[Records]
────────

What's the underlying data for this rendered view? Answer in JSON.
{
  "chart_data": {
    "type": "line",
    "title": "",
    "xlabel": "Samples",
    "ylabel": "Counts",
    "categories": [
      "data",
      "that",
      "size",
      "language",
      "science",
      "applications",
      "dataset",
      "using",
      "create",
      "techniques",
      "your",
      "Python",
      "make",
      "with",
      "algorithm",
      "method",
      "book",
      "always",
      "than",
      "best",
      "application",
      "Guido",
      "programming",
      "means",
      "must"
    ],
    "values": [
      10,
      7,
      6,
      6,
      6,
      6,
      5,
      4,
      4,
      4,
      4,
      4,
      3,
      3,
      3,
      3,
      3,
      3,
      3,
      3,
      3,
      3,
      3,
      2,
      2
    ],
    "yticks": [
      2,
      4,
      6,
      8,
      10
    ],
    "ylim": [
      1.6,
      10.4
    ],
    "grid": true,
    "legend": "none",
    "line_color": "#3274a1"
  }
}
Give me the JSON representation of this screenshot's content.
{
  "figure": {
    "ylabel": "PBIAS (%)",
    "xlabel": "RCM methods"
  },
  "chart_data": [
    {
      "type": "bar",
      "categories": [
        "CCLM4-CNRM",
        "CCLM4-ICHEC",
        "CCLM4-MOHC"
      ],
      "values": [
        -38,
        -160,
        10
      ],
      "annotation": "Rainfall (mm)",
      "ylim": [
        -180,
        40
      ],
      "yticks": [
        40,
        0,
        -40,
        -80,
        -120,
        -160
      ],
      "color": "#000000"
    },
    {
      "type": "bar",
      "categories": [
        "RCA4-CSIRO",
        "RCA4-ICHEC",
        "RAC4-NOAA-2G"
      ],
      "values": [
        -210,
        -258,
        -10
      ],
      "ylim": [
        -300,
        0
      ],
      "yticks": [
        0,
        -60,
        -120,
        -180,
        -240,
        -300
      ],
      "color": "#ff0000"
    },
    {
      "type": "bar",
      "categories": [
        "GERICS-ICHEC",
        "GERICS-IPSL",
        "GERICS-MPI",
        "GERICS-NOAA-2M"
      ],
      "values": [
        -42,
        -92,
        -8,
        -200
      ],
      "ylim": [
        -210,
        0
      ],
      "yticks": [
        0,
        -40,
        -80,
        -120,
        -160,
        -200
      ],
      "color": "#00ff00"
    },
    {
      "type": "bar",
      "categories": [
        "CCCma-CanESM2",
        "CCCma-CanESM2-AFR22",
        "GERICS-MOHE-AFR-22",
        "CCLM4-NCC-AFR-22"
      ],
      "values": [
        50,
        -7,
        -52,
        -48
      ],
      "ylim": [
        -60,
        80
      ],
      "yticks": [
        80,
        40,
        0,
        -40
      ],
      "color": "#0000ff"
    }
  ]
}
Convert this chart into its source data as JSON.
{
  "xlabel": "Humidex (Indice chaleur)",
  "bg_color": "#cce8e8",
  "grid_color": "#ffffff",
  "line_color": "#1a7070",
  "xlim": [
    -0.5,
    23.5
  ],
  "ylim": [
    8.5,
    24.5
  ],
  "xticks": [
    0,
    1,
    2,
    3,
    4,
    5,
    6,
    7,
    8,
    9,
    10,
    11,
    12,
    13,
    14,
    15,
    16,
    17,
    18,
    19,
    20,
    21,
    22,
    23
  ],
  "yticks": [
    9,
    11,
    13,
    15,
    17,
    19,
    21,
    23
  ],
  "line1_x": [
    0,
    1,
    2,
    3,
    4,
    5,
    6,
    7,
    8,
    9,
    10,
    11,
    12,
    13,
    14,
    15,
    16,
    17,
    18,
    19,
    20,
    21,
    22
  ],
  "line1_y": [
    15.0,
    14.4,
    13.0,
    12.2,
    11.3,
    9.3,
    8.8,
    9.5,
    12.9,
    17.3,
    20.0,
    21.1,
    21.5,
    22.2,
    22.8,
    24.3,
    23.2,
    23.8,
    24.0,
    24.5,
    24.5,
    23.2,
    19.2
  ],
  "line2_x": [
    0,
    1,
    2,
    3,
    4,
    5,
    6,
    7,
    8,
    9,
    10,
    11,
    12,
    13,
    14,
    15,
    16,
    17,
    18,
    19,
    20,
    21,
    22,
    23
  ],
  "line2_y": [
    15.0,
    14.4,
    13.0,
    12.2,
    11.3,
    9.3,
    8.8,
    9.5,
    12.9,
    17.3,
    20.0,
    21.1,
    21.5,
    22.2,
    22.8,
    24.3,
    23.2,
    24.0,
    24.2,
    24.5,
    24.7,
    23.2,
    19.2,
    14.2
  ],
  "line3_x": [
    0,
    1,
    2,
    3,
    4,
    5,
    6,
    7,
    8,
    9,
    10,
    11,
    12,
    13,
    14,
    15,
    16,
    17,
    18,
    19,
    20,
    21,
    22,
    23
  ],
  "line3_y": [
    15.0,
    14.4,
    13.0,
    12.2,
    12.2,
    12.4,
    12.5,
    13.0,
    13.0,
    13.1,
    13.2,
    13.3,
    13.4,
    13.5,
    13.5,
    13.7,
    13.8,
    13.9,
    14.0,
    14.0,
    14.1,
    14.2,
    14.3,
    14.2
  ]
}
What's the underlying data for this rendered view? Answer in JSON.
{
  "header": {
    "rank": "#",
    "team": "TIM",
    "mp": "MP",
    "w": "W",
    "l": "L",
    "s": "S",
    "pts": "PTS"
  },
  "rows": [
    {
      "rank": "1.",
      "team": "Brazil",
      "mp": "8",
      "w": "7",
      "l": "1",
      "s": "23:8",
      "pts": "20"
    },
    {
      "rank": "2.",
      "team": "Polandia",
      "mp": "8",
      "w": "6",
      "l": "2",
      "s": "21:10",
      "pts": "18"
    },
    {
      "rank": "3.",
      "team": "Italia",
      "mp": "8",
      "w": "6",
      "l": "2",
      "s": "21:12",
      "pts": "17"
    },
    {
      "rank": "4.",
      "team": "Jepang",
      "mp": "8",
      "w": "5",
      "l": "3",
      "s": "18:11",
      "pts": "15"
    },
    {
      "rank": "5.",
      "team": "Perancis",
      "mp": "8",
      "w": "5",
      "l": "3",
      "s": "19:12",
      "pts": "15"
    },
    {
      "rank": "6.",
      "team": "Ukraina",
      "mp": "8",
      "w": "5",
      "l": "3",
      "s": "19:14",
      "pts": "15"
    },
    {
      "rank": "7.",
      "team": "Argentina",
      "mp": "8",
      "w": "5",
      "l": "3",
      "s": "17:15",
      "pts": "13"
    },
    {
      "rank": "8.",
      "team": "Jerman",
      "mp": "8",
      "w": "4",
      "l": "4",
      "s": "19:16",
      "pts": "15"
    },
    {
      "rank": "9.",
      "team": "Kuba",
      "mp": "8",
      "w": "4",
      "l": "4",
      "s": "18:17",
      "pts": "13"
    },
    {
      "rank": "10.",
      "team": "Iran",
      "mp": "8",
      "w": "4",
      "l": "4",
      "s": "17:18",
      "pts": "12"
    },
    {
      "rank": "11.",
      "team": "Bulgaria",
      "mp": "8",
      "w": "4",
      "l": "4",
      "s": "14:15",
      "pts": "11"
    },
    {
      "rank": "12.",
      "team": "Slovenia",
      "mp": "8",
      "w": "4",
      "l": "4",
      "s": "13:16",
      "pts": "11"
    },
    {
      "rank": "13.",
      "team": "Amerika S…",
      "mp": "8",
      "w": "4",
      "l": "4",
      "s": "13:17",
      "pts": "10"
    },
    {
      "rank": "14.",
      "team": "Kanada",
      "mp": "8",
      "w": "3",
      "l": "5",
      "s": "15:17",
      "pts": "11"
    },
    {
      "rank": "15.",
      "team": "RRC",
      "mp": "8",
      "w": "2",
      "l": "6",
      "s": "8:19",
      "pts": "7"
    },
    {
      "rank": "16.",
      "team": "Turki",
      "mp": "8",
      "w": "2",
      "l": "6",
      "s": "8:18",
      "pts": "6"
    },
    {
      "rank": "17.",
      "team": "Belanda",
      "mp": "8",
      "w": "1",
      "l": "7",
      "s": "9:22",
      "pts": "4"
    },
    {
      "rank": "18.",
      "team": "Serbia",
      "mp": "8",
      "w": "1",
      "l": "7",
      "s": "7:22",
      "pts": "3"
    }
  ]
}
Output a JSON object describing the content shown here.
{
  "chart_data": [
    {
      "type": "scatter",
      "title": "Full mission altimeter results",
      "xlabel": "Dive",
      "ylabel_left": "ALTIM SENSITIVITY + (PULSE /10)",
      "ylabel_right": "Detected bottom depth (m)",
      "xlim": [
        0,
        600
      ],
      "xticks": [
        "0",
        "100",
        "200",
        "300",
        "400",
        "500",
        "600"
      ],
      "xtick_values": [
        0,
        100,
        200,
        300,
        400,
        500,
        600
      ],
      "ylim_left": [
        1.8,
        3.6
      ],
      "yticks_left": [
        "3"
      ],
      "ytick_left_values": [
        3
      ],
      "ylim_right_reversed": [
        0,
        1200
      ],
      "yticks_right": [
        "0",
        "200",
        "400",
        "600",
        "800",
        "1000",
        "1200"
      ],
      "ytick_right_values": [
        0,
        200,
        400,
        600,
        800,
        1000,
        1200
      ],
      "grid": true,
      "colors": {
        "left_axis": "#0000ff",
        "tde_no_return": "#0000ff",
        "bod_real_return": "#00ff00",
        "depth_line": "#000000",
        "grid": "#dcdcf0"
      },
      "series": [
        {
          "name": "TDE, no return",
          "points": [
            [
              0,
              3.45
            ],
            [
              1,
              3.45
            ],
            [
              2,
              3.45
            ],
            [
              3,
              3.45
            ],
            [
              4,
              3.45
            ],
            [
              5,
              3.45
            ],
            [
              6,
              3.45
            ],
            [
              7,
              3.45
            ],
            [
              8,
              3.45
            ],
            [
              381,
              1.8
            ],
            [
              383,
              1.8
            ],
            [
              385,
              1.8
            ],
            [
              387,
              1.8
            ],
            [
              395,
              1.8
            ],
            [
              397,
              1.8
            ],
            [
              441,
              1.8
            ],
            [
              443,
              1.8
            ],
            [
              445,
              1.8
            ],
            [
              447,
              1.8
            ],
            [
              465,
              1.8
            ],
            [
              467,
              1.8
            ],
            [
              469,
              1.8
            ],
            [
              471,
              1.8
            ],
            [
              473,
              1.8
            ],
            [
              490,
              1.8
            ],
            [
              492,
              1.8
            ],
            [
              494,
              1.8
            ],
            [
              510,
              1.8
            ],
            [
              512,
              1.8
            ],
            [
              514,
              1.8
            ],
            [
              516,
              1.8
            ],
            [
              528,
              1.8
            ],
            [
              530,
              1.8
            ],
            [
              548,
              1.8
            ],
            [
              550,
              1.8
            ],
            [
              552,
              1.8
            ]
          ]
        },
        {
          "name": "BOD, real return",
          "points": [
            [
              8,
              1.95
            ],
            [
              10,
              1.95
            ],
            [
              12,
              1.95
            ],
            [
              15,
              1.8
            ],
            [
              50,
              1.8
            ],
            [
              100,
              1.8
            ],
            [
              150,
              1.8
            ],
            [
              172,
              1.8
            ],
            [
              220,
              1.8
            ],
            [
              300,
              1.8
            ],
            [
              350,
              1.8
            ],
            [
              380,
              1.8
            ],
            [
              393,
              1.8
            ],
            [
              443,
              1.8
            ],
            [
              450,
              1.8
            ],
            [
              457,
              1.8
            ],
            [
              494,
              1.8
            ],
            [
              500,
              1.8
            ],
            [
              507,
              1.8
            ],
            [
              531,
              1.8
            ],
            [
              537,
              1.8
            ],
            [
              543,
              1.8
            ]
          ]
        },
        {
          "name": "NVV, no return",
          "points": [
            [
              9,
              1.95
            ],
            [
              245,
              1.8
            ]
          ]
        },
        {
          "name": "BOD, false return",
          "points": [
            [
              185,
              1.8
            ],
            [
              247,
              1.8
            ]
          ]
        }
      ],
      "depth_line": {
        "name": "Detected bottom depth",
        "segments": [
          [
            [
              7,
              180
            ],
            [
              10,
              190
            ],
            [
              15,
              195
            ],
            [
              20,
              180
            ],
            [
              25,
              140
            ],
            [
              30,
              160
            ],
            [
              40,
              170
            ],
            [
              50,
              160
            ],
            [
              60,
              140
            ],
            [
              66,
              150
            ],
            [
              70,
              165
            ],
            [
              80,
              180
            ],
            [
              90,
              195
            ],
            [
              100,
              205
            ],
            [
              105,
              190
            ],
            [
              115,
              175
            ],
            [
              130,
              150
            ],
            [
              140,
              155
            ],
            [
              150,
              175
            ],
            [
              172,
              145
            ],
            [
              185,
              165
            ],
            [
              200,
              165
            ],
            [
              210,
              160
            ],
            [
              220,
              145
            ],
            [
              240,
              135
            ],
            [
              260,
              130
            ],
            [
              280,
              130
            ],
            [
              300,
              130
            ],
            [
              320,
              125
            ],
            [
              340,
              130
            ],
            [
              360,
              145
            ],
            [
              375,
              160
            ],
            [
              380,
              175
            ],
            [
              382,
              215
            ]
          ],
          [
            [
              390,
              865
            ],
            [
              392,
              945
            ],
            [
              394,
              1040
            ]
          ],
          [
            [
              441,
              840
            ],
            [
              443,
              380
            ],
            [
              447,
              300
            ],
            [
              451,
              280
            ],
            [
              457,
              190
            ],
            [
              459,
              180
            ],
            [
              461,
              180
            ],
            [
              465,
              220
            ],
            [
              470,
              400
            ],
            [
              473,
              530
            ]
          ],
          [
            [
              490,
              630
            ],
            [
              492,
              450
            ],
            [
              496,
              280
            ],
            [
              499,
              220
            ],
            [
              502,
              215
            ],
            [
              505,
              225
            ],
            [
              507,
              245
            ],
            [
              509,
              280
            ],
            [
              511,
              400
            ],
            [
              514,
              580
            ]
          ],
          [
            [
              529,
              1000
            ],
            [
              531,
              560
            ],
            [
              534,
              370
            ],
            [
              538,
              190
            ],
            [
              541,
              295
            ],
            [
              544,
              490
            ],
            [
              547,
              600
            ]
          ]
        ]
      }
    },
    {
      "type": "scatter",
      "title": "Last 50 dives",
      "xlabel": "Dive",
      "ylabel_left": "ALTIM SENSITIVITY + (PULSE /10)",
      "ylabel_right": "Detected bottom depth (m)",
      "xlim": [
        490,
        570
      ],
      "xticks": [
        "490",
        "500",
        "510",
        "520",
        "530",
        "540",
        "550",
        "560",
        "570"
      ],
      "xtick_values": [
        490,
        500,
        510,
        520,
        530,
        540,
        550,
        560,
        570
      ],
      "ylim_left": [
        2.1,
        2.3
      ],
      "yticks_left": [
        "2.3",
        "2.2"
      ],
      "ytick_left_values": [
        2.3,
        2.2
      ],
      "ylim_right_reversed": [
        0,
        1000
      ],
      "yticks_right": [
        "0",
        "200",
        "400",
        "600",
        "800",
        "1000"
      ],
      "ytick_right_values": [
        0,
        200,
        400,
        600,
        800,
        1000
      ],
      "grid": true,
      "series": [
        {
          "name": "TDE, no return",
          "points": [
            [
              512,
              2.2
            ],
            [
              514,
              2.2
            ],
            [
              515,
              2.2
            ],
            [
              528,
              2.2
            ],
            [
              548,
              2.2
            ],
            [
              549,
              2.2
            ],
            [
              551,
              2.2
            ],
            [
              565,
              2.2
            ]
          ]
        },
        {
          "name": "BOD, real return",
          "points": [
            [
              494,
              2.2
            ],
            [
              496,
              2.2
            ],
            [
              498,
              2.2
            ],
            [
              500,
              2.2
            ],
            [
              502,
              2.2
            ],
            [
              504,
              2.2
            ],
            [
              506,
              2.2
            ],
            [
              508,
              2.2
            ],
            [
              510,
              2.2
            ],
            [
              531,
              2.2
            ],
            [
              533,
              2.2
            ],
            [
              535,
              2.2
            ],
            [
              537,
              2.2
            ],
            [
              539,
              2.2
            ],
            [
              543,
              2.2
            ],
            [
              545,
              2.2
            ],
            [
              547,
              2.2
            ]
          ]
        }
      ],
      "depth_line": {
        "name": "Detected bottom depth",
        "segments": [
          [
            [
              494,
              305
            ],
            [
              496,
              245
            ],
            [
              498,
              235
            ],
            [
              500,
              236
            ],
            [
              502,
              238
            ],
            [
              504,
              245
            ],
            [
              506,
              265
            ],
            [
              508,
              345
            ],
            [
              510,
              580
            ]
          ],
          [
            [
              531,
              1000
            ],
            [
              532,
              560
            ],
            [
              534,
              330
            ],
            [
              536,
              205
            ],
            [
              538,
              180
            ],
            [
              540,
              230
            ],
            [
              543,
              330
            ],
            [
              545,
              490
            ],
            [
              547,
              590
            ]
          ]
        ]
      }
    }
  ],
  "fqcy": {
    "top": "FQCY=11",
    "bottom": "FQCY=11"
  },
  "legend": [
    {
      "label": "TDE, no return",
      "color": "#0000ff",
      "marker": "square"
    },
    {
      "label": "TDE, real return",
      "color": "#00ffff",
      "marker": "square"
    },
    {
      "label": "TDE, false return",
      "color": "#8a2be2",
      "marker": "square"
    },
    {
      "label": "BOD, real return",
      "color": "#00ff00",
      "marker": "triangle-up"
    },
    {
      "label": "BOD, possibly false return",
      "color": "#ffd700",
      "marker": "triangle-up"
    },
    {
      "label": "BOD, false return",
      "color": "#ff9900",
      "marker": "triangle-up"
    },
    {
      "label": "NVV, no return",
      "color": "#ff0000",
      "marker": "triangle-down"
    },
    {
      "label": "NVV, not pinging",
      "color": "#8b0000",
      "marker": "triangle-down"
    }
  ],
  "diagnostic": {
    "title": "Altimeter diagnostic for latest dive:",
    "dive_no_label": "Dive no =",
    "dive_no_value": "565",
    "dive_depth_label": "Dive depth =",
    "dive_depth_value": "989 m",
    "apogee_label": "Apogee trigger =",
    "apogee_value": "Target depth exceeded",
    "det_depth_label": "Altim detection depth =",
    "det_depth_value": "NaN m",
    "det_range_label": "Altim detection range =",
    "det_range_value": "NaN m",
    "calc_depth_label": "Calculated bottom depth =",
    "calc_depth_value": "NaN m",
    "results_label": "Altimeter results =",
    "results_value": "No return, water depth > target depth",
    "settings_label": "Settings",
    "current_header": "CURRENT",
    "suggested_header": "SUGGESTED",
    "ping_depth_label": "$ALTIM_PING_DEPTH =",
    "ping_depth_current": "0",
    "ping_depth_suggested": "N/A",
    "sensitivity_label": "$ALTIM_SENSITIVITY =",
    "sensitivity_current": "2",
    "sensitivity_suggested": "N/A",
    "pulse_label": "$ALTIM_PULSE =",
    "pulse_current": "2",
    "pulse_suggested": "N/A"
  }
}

────────

Exercise requirements: Your task is to collect every line above that contains the word "detection".

Written solution:
    "det_depth_label": "Altim detection depth =",
    "det_range_label": "Altim detection range =",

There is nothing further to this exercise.